Passage:
# Training and Evaluating an NER model with spaCy on the CoNLL dataset

In this notebook, we will take a look at using spaCy commandline to train and evaluate a NER model. We will also compare it with the pretrained NER model in spacy. 

Note: we will create multiple folders during this experiment:
`spacyNER_data `

In [None]:
from google.colab import drive
drive.mount('/content/drive')

## spaCy v3.0

We will install the last version of SpaCy (v3.0) as it provides better training worklflow and config system to train custom models. In addition, it features transformer-based pipelines that bring spaCy’s accuracy right up to the current state-of-the-art.

In this tutorial we will learn how to use command line interface (CLI) along with the config file to train NER model in CONLL-2003 dataset.



In [None]:
!pip install -U spacy

Check you are using the correct spaCy version.

In [None]:
import spacy
print(spacy.__version__)

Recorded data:
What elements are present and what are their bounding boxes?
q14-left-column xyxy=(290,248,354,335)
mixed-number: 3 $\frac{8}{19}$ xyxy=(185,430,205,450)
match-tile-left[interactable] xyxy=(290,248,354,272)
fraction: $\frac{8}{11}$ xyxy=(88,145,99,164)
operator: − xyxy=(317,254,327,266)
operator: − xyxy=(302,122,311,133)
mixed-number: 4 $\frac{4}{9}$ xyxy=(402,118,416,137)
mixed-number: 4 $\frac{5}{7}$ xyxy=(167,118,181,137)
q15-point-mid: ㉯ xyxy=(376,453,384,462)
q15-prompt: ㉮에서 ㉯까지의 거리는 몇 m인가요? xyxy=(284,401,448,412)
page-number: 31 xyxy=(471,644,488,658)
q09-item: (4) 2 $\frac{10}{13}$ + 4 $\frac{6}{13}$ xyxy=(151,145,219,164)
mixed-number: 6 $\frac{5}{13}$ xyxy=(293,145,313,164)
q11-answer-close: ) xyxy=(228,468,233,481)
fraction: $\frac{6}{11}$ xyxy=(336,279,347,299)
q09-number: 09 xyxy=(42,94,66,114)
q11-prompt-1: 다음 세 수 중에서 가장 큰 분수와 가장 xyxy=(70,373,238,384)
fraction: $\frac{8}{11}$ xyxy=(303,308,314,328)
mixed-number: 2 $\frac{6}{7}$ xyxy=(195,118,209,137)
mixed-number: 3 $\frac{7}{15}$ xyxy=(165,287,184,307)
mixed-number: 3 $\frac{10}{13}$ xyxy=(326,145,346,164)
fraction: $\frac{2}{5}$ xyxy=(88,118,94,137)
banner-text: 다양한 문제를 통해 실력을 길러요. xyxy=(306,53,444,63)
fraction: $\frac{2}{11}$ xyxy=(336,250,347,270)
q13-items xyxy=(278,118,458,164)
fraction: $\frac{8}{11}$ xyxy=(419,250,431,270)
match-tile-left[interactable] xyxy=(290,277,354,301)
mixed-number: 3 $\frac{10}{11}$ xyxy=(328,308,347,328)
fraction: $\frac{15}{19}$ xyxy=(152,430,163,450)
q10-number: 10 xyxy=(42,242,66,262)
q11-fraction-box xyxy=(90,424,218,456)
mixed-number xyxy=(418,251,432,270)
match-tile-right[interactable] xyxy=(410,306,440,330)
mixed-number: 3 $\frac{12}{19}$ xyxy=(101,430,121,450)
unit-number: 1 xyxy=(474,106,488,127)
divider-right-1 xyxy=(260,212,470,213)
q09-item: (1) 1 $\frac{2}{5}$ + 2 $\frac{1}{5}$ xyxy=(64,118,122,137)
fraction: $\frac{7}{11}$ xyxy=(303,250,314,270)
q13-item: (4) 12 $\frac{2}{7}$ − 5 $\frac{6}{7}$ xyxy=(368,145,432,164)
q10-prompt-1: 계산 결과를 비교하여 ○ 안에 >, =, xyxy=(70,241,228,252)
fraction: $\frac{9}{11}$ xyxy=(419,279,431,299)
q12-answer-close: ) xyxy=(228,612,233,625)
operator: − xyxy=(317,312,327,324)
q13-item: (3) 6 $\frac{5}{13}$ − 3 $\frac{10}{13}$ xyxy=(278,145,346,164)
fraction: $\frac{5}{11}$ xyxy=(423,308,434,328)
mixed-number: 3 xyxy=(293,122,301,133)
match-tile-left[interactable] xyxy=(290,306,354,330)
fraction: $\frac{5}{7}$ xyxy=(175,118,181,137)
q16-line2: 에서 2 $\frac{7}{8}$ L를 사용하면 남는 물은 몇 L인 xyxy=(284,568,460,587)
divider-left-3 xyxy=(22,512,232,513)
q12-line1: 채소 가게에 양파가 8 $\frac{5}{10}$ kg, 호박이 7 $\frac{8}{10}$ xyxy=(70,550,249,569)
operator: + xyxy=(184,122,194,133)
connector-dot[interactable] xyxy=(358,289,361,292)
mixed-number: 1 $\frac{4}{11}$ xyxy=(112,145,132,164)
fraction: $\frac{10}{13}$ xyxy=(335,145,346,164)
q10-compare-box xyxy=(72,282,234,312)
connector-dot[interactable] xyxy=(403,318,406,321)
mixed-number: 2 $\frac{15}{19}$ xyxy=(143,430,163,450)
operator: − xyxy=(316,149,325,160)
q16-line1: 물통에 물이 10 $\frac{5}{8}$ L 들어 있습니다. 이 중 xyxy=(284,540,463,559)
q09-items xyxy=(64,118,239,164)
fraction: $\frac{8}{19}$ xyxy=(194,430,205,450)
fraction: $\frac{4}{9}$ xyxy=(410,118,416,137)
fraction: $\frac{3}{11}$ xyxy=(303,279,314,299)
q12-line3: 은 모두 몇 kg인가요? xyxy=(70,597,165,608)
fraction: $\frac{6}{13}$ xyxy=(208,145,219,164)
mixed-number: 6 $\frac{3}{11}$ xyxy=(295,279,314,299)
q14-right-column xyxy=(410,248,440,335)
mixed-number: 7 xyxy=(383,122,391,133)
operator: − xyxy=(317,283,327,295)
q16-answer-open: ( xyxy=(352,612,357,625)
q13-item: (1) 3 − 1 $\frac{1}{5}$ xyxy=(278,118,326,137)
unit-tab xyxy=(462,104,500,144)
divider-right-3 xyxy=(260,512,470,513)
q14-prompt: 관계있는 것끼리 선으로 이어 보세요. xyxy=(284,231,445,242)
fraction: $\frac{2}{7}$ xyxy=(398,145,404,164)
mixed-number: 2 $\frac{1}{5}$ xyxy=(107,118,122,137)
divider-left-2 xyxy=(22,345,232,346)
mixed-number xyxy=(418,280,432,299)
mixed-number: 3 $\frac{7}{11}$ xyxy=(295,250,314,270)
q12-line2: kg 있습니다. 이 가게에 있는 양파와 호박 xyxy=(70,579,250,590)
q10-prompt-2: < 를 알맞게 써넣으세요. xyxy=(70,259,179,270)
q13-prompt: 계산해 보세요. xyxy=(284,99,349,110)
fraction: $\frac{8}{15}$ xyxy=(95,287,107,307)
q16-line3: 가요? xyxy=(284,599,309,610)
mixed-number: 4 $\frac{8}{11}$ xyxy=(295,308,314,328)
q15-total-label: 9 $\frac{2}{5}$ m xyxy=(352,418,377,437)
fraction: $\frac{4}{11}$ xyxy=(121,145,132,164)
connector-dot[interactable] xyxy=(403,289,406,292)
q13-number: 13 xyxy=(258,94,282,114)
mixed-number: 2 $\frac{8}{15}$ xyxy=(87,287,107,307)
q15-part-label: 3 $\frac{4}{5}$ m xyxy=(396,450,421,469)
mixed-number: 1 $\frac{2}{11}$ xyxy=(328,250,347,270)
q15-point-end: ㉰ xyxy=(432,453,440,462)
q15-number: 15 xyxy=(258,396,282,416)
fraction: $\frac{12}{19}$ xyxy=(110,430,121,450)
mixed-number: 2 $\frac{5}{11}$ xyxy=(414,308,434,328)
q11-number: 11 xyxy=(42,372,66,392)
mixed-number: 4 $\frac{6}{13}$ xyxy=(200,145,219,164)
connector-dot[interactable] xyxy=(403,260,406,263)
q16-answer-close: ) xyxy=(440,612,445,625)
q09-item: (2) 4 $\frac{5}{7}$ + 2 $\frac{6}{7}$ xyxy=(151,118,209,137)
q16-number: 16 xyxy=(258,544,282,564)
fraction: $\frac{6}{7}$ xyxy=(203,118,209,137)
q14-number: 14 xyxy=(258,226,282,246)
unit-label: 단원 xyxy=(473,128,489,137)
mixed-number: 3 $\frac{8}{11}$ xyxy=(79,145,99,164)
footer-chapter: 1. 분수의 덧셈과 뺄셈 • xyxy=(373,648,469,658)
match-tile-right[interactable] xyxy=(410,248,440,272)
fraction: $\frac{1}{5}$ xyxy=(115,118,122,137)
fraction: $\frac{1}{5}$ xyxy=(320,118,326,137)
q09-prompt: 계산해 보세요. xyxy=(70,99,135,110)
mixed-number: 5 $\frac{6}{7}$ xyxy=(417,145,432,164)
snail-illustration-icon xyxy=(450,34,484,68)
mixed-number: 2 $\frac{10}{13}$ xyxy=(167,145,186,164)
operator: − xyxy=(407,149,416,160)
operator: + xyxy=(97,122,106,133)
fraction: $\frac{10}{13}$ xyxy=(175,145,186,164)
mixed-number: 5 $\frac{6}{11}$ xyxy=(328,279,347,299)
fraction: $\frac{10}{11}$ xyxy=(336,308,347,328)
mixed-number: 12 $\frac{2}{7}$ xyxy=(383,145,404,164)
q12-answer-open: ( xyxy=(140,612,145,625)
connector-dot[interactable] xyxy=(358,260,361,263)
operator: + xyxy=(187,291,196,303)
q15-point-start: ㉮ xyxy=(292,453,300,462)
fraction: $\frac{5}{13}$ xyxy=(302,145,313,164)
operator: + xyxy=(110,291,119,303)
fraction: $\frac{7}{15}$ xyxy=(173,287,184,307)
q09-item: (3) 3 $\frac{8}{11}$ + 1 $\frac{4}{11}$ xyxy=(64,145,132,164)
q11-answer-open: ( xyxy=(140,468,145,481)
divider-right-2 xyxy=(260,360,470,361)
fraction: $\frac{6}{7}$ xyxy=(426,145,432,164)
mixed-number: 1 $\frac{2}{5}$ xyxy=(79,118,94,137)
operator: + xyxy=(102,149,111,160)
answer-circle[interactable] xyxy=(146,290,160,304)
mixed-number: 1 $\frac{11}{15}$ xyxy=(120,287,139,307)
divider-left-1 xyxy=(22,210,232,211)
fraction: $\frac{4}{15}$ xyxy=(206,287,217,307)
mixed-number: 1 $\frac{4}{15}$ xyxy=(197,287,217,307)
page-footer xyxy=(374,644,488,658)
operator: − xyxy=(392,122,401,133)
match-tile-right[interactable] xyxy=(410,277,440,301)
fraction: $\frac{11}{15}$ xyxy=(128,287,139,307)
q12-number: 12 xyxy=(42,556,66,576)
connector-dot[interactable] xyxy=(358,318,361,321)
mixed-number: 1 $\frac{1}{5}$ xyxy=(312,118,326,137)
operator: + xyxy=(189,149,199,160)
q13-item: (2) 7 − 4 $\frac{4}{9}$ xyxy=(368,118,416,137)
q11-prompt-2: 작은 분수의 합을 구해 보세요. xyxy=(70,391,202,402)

Requirements:
1. Duplicate a portion of the spaCy notebook above, beginning at the words "# Training and" and stopping after the words "model in spacy.".
2. Which dataset does the spaCy notebook use to train the NER model?

Correct answers:
1.
# Training and Evaluating an NER model with spaCy on the CoNLL dataset

In this notebook, we will take a look at using spaCy commandline to train and evaluate a NER model. We will also compare it with the pretrained NER model in spacy.

2. The CONLL-2003 dataset.